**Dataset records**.

○ ○ ○ ○ ○ ○ ○

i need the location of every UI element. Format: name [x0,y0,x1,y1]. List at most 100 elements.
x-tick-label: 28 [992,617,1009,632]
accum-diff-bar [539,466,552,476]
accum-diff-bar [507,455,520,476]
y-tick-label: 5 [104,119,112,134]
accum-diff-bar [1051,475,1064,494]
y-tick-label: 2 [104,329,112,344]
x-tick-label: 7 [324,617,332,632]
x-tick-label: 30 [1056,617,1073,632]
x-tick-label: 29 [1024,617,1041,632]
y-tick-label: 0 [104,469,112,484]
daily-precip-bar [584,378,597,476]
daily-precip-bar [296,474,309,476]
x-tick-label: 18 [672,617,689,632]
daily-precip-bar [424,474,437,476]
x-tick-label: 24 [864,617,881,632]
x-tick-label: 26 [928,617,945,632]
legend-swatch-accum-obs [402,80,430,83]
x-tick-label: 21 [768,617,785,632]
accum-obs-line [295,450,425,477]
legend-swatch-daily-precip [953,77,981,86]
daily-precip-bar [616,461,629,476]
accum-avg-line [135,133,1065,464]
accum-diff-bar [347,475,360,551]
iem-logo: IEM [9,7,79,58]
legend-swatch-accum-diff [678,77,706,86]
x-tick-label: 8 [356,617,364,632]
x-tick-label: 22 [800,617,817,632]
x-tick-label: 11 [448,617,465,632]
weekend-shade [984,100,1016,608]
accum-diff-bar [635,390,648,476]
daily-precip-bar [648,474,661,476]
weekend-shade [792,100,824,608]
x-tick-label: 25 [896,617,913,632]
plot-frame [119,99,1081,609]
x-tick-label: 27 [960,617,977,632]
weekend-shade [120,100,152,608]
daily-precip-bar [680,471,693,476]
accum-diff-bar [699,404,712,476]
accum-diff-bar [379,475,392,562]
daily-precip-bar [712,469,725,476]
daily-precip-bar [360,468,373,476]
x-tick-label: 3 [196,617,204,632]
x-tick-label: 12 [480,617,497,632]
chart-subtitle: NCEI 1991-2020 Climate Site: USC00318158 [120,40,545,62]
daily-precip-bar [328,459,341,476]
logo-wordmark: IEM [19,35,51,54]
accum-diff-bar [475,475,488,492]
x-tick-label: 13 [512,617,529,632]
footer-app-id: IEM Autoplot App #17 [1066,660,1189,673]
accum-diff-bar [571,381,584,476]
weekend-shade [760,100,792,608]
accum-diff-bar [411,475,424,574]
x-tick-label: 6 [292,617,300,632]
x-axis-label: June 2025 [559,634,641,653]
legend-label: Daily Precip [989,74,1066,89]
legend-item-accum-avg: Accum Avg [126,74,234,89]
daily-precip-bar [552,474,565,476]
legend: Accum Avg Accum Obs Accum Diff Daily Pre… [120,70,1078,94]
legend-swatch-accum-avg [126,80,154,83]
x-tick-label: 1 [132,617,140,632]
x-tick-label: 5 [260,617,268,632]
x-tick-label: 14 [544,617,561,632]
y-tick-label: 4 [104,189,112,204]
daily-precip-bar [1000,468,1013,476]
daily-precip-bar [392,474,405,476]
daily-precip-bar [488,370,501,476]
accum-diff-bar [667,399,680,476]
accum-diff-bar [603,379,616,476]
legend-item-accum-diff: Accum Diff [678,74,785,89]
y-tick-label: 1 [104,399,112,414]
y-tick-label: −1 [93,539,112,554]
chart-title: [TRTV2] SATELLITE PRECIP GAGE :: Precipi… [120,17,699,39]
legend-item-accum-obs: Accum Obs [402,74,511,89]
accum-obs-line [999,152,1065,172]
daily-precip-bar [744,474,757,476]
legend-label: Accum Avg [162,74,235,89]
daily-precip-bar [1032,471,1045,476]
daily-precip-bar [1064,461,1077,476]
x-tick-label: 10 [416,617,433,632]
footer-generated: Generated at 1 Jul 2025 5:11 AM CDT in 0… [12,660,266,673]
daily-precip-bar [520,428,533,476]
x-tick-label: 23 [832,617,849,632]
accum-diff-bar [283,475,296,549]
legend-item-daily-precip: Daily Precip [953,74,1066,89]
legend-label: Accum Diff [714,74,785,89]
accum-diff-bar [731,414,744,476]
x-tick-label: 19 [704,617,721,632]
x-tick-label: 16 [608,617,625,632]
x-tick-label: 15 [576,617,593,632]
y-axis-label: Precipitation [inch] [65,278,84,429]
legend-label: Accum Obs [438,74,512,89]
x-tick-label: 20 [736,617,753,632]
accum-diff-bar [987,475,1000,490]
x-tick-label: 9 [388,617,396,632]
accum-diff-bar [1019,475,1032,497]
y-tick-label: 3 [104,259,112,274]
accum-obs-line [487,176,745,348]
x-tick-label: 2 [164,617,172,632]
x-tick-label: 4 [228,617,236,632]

○ ○ ○ ○ ○ ○ ○

**Required work**.
Reproduce the records word for word, starting at the first line and ending at the line that contains "x-tick-label: 12 [480,617,497,632]".

**Result of the exercise**.
i need the location of every UI element. Format: name [x0,y0,x1,y1]. List at most 100 elements.
x-tick-label: 28 [992,617,1009,632]
accum-diff-bar [539,466,552,476]
accum-diff-bar [507,455,520,476]
y-tick-label: 5 [104,119,112,134]
accum-diff-bar [1051,475,1064,494]
y-tick-label: 2 [104,329,112,344]
x-tick-label: 7 [324,617,332,632]
x-tick-label: 30 [1056,617,1073,632]
x-tick-label: 29 [1024,617,1041,632]
y-tick-label: 0 [104,469,112,484]
daily-precip-bar [584,378,597,476]
daily-precip-bar [296,474,309,476]
x-tick-label: 18 [672,617,689,632]
daily-precip-bar [424,474,437,476]
x-tick-label: 24 [864,617,881,632]
x-tick-label: 26 [928,617,945,632]
legend-swatch-accum-obs [402,80,430,83]
x-tick-label: 21 [768,617,785,632]
accum-obs-line [295,450,425,477]
legend-swatch-daily-precip [953,77,981,86]
daily-precip-bar [616,461,629,476]
accum-avg-line [135,133,1065,464]
accum-diff-bar [347,475,360,551]
iem-logo: IEM [9,7,79,58]
legend-swatch-accum-diff [678,77,706,86]
x-tick-label: 8 [356,617,364,632]
x-tick-label: 22 [800,617,817,632]
x-tick-label: 11 [448,617,465,632]
weekend-shade [984,100,1016,608]
accum-diff-bar [635,390,648,476]
daily-precip-bar [648,474,661,476]
weekend-shade [792,100,824,608]
x-tick-label: 25 [896,617,913,632]
plot-frame [119,99,1081,609]
x-tick-label: 27 [960,617,977,632]
weekend-shade [120,100,152,608]
daily-precip-bar [680,471,693,476]
accum-diff-bar [699,404,712,476]
accum-diff-bar [379,475,392,562]
daily-precip-bar [712,469,725,476]
daily-precip-bar [360,468,373,476]
x-tick-label: 3 [196,617,204,632]
x-tick-label: 12 [480,617,497,632]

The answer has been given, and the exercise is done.